» EXERCISE BRIEF
Extract exactly and only the lines of the data below, starting at the line with "Output the text content of this document." and stopping after the final line.

**********

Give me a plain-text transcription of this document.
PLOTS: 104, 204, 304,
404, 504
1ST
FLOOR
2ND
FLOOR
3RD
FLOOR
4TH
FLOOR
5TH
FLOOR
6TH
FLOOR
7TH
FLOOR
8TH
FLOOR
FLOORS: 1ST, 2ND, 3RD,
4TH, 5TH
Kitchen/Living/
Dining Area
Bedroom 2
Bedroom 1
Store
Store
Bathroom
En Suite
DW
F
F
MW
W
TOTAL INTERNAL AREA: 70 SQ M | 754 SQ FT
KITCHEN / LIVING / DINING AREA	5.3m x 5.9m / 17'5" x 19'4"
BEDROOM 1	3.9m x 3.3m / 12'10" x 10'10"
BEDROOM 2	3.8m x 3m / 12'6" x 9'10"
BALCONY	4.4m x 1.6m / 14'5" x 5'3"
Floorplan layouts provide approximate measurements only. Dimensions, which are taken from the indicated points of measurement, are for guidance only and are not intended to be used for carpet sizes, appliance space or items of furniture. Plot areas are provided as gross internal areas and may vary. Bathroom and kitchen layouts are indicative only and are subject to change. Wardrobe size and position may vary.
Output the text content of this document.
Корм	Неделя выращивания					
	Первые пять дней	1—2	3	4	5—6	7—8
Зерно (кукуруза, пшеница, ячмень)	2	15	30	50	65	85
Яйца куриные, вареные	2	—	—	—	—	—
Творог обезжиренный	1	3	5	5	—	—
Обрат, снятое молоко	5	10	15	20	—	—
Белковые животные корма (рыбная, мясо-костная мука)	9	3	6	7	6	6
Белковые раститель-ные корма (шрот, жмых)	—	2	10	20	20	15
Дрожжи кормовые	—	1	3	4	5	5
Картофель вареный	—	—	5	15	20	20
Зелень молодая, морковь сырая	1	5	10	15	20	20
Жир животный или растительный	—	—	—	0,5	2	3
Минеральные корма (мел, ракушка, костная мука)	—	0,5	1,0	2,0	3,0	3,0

**********

» ANSWER TO THE PROBLEM
Output the text content of this document.
Корм	Неделя выращивания					
	Первые пять дней	1—2	3	4	5—6	7—8
Зерно (кукуруза, пшеница, ячмень)	2	15	30	50	65	85
Яйца куриные, вареные	2	—	—	—	—	—
Творог обезжиренный	1	3	5	5	—	—
Обрат, снятое молоко	5	10	15	20	—	—
Белковые животные корма (рыбная, мясо-костная мука)	9	3	6	7	6	6
Белковые раститель-ные корма (шрот, жмых)	—	2	10	20	20	15
Дрожжи кормовые	—	1	3	4	5	5
Картофель вареный	—	—	5	15	20	20
Зелень молодая, морковь сырая	1	5	10	15	20	20
Жир животный или растительный	—	—	—	0,5	2	3
Минеральные корма (мел, ракушка, костная мука)	—	0,5	1,0	2,0	3,0	3,0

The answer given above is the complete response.